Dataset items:
╔══

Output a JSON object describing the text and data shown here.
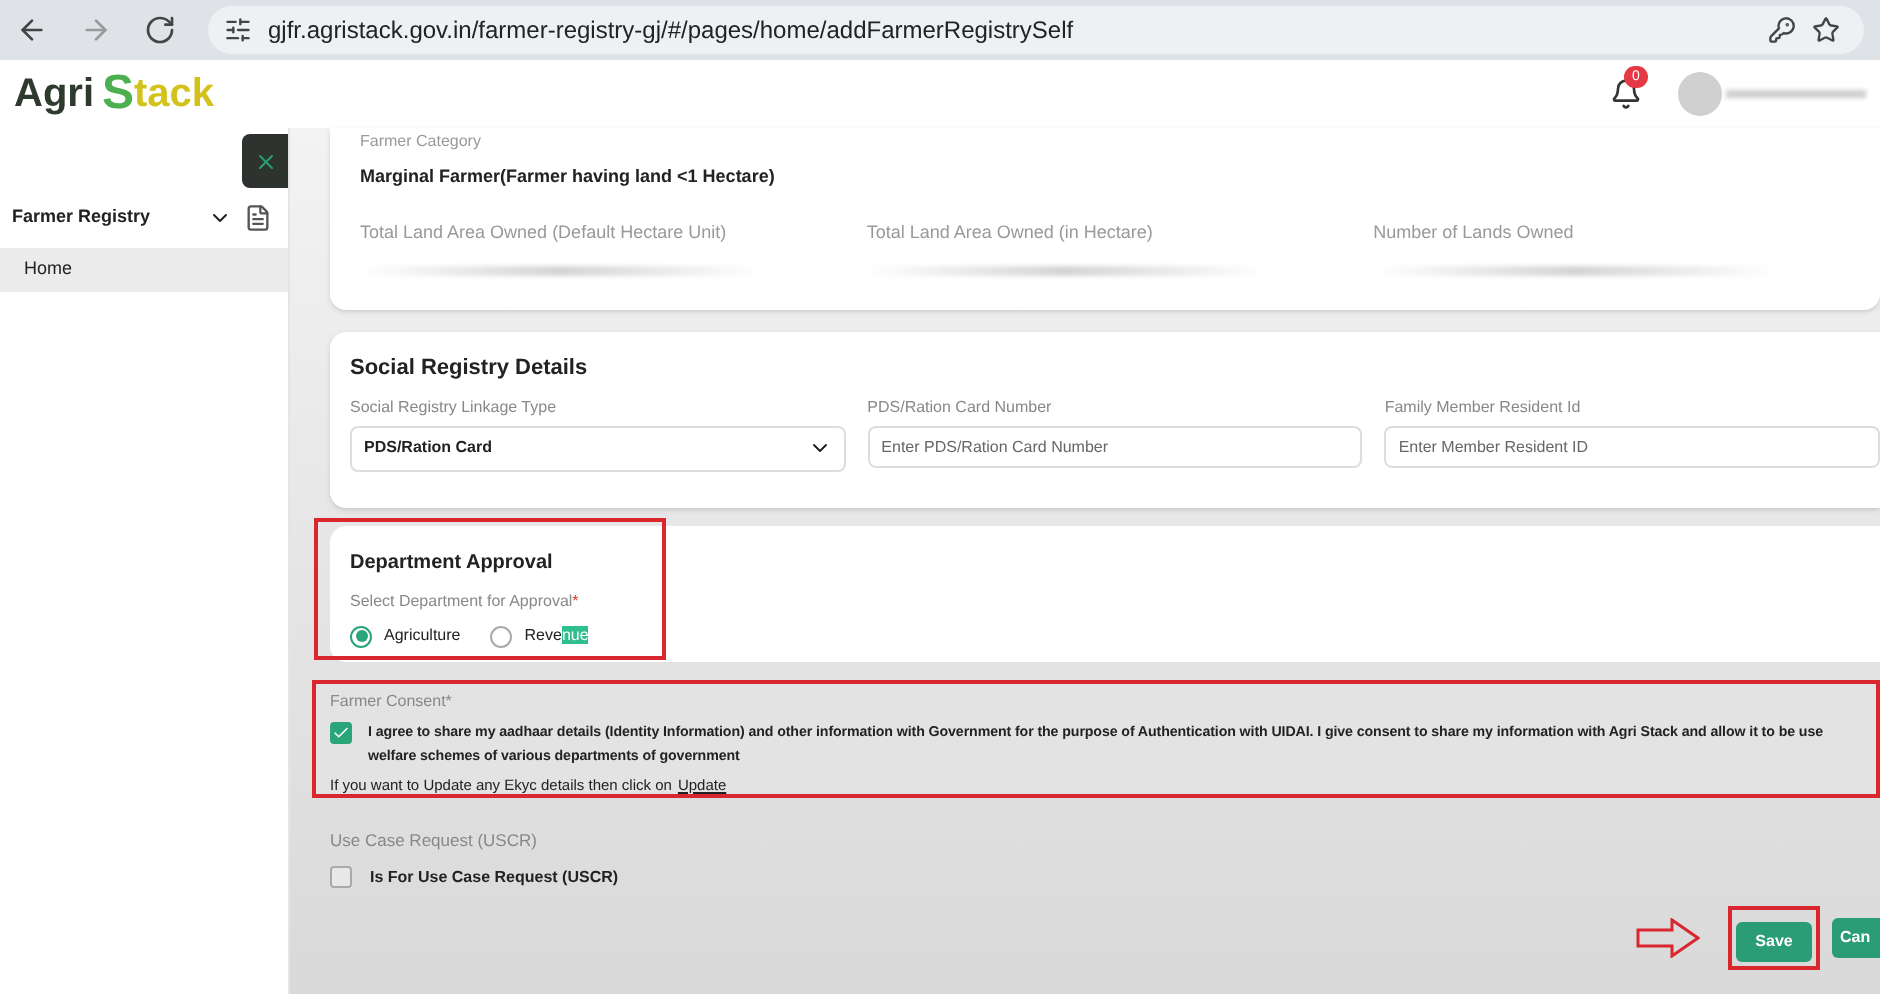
{
  "browser": {
    "url": "gjfr.agristack.gov.in/farmer-registry-gj/#/pages/home/addFarmerRegistrySelf"
  },
  "header": {
    "logo_left": "Agri",
    "logo_right": "tack",
    "logo_s": "S",
    "notification_count": "0"
  },
  "sidebar": {
    "items": [
      {
        "label": "Farmer Registry",
        "kind": "group",
        "expanded": true,
        "selected": false
      },
      {
        "label": "Home",
        "kind": "link",
        "selected": true
      }
    ]
  },
  "farmer_card": {
    "category_label": "Farmer Category",
    "category_value": "Marginal  Farmer(Farmer having land <1 Hectare)",
    "fields": [
      {
        "label": "Total Land Area Owned (Default Hectare Unit)"
      },
      {
        "label": "Total Land Area Owned (in Hectare)"
      },
      {
        "label": "Number of Lands Owned"
      }
    ]
  },
  "social_registry": {
    "title": "Social Registry Details",
    "fields": [
      {
        "label": "Social Registry Linkage Type",
        "kind": "select",
        "value": "PDS/Ration Card"
      },
      {
        "label": "PDS/Ration Card Number",
        "kind": "input",
        "placeholder": "Enter PDS/Ration Card Number"
      },
      {
        "label": "Family Member Resident Id",
        "kind": "input",
        "placeholder": "Enter Member Resident ID"
      }
    ]
  },
  "department_approval": {
    "title": "Department Approval",
    "question": "Select Department for Approval",
    "required_mark": "*",
    "options": [
      {
        "label": "Agriculture",
        "selected": true
      },
      {
        "label": "Reve",
        "highlighted_text": "nue",
        "selected": false
      }
    ]
  },
  "consent": {
    "label": "Farmer Consent",
    "required_mark": "*",
    "checked": true,
    "text": "I agree to share my aadhaar details (Identity Information) and other information with Government for the purpose of Authentication with UIDAI. I give consent to share my information with Agri Stack and allow it to be use",
    "text_line2": "welfare schemes of various departments of government",
    "update_text": "If you want to Update any Ekyc details then click on",
    "update_link": "Update"
  },
  "uscr": {
    "label": "Use Case Request (USCR)",
    "checkbox_label": "Is For Use Case Request (USCR)",
    "checked": false
  },
  "buttons": [
    {
      "label": "Save",
      "kind": "save"
    },
    {
      "label": "Can",
      "kind": "cancel"
    }
  ]
}
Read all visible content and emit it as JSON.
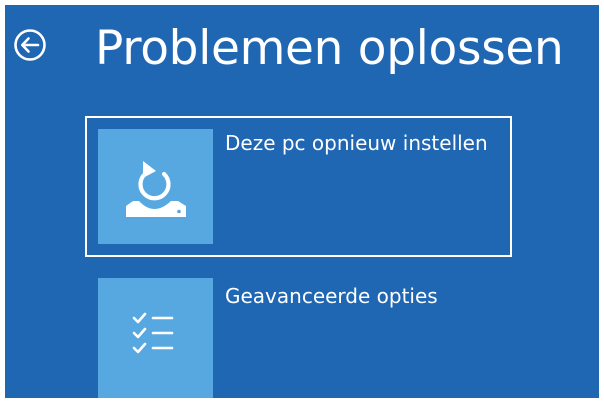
{
  "header": {
    "title": "Problemen oplossen",
    "back_icon": "back-arrow-circle-icon"
  },
  "options": [
    {
      "label": "Deze pc opnieuw instellen",
      "icon": "reset-pc-icon",
      "selected": true
    },
    {
      "label": "Geavanceerde opties",
      "icon": "checklist-icon",
      "selected": false
    }
  ],
  "colors": {
    "background": "#1f66b3",
    "tile_icon_background": "#57a8e0",
    "text": "#ffffff",
    "selection_border": "#ffffff"
  }
}
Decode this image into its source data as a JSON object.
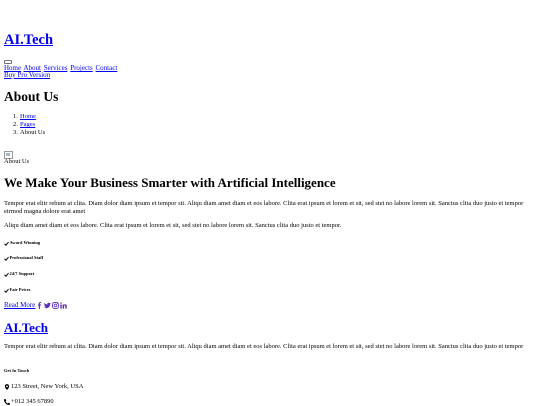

╚══

Gather every line from the entries above where the word "placeholder" appears, and copy them.

        "placeholder": "Enter PDS/Ration Card Number"
        "placeholder": "Enter Member Resident ID"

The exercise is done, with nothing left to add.